Provided records:
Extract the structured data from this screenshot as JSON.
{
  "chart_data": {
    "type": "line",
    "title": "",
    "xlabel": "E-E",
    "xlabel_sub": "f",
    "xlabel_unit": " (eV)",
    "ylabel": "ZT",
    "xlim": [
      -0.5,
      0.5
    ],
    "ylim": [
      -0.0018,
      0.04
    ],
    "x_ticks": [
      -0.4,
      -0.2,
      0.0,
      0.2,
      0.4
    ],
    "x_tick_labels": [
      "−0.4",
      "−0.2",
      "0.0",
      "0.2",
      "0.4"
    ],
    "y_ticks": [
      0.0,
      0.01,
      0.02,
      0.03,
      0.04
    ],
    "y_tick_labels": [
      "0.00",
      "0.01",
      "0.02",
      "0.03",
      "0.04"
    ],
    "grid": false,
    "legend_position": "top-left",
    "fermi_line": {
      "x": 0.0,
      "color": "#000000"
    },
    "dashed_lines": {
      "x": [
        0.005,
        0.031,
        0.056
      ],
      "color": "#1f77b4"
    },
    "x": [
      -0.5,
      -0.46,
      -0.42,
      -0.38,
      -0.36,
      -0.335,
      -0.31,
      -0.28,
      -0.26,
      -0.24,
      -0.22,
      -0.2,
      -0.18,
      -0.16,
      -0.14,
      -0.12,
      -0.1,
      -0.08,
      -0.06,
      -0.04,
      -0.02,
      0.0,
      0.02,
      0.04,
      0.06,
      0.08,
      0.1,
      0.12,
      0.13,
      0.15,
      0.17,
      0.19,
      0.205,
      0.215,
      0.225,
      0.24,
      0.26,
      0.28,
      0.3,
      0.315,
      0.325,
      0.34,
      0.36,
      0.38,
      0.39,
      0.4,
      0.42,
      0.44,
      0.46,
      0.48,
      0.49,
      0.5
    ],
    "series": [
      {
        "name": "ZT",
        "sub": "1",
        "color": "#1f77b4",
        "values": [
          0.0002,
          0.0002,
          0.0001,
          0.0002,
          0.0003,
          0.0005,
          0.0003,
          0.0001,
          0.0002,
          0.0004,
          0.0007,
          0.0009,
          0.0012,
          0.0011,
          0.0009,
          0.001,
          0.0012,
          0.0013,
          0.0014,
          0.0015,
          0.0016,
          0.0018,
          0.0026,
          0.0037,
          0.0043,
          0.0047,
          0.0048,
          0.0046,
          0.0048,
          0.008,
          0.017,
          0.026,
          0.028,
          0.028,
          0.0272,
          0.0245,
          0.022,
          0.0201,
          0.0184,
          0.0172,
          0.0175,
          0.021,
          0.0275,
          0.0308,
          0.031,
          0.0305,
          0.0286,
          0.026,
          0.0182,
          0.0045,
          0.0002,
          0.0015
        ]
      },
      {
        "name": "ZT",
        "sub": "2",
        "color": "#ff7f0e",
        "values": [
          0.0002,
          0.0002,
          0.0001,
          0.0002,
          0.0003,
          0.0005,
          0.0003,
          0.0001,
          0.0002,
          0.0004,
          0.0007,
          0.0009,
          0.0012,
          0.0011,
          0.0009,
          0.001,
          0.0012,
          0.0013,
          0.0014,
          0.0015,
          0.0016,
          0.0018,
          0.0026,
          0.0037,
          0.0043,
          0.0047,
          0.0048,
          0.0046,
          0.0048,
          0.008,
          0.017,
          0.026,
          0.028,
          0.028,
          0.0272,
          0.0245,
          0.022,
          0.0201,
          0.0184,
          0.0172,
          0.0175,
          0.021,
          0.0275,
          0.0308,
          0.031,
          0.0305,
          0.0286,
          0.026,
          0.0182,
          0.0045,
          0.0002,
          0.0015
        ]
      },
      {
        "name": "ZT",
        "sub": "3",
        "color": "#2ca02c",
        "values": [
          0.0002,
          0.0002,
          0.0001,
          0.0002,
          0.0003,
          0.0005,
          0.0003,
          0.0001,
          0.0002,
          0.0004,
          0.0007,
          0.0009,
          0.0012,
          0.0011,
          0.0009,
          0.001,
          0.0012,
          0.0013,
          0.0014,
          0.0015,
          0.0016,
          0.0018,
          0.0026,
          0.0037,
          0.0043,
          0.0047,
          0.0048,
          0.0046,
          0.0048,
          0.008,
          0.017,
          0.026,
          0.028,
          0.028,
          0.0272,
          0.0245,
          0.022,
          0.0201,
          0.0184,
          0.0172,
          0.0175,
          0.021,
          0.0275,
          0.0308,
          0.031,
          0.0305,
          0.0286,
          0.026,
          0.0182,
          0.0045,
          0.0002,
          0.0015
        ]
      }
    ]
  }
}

Exercise brief: Reproduce all data above, unchanged.

Full solution:
Extract the structured data from this screenshot as JSON.
{
  "chart_data": {
    "type": "line",
    "title": "",
    "xlabel": "E-E",
    "xlabel_sub": "f",
    "xlabel_unit": " (eV)",
    "ylabel": "ZT",
    "xlim": [
      -0.5,
      0.5
    ],
    "ylim": [
      -0.0018,
      0.04
    ],
    "x_ticks": [
      -0.4,
      -0.2,
      0.0,
      0.2,
      0.4
    ],
    "x_tick_labels": [
      "−0.4",
      "−0.2",
      "0.0",
      "0.2",
      "0.4"
    ],
    "y_ticks": [
      0.0,
      0.01,
      0.02,
      0.03,
      0.04
    ],
    "y_tick_labels": [
      "0.00",
      "0.01",
      "0.02",
      "0.03",
      "0.04"
    ],
    "grid": false,
    "legend_position": "top-left",
    "fermi_line": {
      "x": 0.0,
      "color": "#000000"
    },
    "dashed_lines": {
      "x": [
        0.005,
        0.031,
        0.056
      ],
      "color": "#1f77b4"
    },
    "x": [
      -0.5,
      -0.46,
      -0.42,
      -0.38,
      -0.36,
      -0.335,
      -0.31,
      -0.28,
      -0.26,
      -0.24,
      -0.22,
      -0.2,
      -0.18,
      -0.16,
      -0.14,
      -0.12,
      -0.1,
      -0.08,
      -0.06,
      -0.04,
      -0.02,
      0.0,
      0.02,
      0.04,
      0.06,
      0.08,
      0.1,
      0.12,
      0.13,
      0.15,
      0.17,
      0.19,
      0.205,
      0.215,
      0.225,
      0.24,
      0.26,
      0.28,
      0.3,
      0.315,
      0.325,
      0.34,
      0.36,
      0.38,
      0.39,
      0.4,
      0.42,
      0.44,
      0.46,
      0.48,
      0.49,
      0.5
    ],
    "series": [
      {
        "name": "ZT",
        "sub": "1",
        "color": "#1f77b4",
        "values": [
          0.0002,
          0.0002,
          0.0001,
          0.0002,
          0.0003,
          0.0005,
          0.0003,
          0.0001,
          0.0002,
          0.0004,
          0.0007,
          0.0009,
          0.0012,
          0.0011,
          0.0009,
          0.001,
          0.0012,
          0.0013,
          0.0014,
          0.0015,
          0.0016,
          0.0018,
          0.0026,
          0.0037,
          0.0043,
          0.0047,
          0.0048,
          0.0046,
          0.0048,
          0.008,
          0.017,
          0.026,
          0.028,
          0.028,
          0.0272,
          0.0245,
          0.022,
          0.0201,
          0.0184,
          0.0172,
          0.0175,
          0.021,
          0.0275,
          0.0308,
          0.031,
          0.0305,
          0.0286,
          0.026,
          0.0182,
          0.0045,
          0.0002,
          0.0015
        ]
      },
      {
        "name": "ZT",
        "sub": "2",
        "color": "#ff7f0e",
        "values": [
          0.0002,
          0.0002,
          0.0001,
          0.0002,
          0.0003,
          0.0005,
          0.0003,
          0.0001,
          0.0002,
          0.0004,
          0.0007,
          0.0009,
          0.0012,
          0.0011,
          0.0009,
          0.001,
          0.0012,
          0.0013,
          0.0014,
          0.0015,
          0.0016,
          0.0018,
          0.0026,
          0.0037,
          0.0043,
          0.0047,
          0.0048,
          0.0046,
          0.0048,
          0.008,
          0.017,
          0.026,
          0.028,
          0.028,
          0.0272,
          0.0245,
          0.022,
          0.0201,
          0.0184,
          0.0172,
          0.0175,
          0.021,
          0.0275,
          0.0308,
          0.031,
          0.0305,
          0.0286,
          0.026,
          0.0182,
          0.0045,
          0.0002,
          0.0015
        ]
      },
      {
        "name": "ZT",
        "sub": "3",
        "color": "#2ca02c",
        "values": [
          0.0002,
          0.0002,
          0.0001,
          0.0002,
          0.0003,
          0.0005,
          0.0003,
          0.0001,
          0.0002,
          0.0004,
          0.0007,
          0.0009,
          0.0012,
          0.0011,
          0.0009,
          0.001,
          0.0012,
          0.0013,
          0.0014,
          0.0015,
          0.0016,
          0.0018,
          0.0026,
          0.0037,
          0.0043,
          0.0047,
          0.0048,
          0.0046,
          0.0048,
          0.008,
          0.017,
          0.026,
          0.028,
          0.028,
          0.0272,
          0.0245,
          0.022,
          0.0201,
          0.0184,
          0.0172,
          0.0175,
          0.021,
          0.0275,
          0.0308,
          0.031,
          0.0305,
          0.0286,
          0.026,
          0.0182,
          0.0045,
          0.0002,
          0.0015
        ]
      }
    ]
  }
}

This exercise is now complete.